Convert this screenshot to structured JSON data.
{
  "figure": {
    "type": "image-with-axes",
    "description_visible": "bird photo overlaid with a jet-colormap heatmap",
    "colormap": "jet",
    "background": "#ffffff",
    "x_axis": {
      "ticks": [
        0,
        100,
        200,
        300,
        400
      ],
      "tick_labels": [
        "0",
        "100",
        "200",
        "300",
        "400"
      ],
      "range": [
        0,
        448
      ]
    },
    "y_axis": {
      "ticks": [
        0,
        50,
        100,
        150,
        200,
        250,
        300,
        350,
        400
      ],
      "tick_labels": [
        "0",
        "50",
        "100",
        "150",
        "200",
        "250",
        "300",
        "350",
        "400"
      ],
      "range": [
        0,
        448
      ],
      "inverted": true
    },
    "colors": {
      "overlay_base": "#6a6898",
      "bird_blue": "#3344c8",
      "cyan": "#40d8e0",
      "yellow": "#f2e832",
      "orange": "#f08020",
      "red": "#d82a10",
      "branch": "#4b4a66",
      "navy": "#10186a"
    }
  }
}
==================================================
REQUIRED WORK:
Exactly reproduce every line found in the records.

TASK SOLUTION:
Convert this screenshot to structured JSON data.
{
  "figure": {
    "type": "image-with-axes",
    "description_visible": "bird photo overlaid with a jet-colormap heatmap",
    "colormap": "jet",
    "background": "#ffffff",
    "x_axis": {
      "ticks": [
        0,
        100,
        200,
        300,
        400
      ],
      "tick_labels": [
        "0",
        "100",
        "200",
        "300",
        "400"
      ],
      "range": [
        0,
        448
      ]
    },
    "y_axis": {
      "ticks": [
        0,
        50,
        100,
        150,
        200,
        250,
        300,
        350,
        400
      ],
      "tick_labels": [
        "0",
        "50",
        "100",
        "150",
        "200",
        "250",
        "300",
        "350",
        "400"
      ],
      "range": [
        0,
        448
      ],
      "inverted": true
    },
    "colors": {
      "overlay_base": "#6a6898",
      "bird_blue": "#3344c8",
      "cyan": "#40d8e0",
      "yellow": "#f2e832",
      "orange": "#f08020",
      "red": "#d82a10",
      "branch": "#4b4a66",
      "navy": "#10186a"
    }
  }
}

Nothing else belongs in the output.